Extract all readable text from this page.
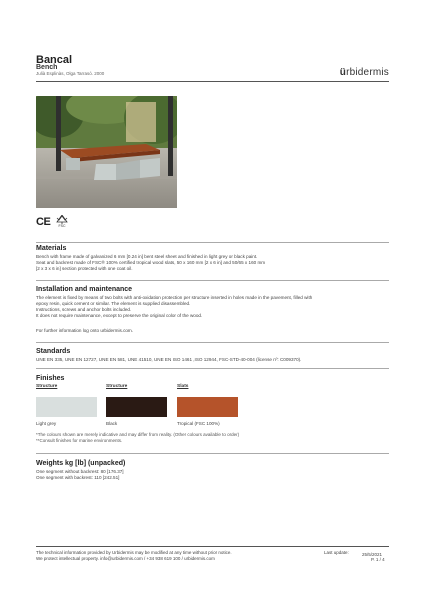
Bancal
Bench
Julià Esplinàs, Olga Tarrasó. 2000	ürbidermis
CE FSC
Materials
Bench with frame made of galvanized 6 mm [0.24 in] bent steel sheet and finished in light grey or black paint.
Seat and backrest made of FSC® 100% certified tropical wood slats, 50 x 160 mm [2 x 6 in] and 50/65 x 160 mm
[2 x 3 x 6 in] section protected with one coat oil.
Installation and maintenance
The element is fixed by means of two bolts with anti-oxidation protection per structure inserted in holes made in the pavement, filled with
epoxy resin, quick cement or similar. The element is supplied disassembled.
Instructions, screws and anchor bolts included.
It does not require maintenance, except to preserve the original color of the wood.
For further information log onto urbidermis.com.
Standards
UNE EN 335, UNE EN 12727, UNE EN 581, UNE 41510, UNE EN ISO 1461 ,ISO 12944, FSC-STD-40-004 (license nº: C009370).
Finishes
Structure	Structure	Slats
Light grey	Black	Tropical (FSC 100%)
*The colours shown are merely indicative and may differ from reality. (Other colours available to order)
**Consult finishes for marine environments.
Weights kg [lb] (unpacked)
One segment without backrest: 80 [176.37]
One segment with backrest: 110 [242.51]
The technical information provided by Urbidermis may be modified at any time without prior notice.
We protect intellectual property. info@urbidermis.com / +34 938 619 100 / urbidermis.com
Last update:	25/5/2021
P. 1 / 4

**Task to carry out**: Copy each line above containing the string "bolts".

**Output for this exercise**:
The element is fixed by means of two bolts with anti-oxidation protection per structure inserted in holes made in the pavement, filled with
Instructions, screws and anchor bolts included.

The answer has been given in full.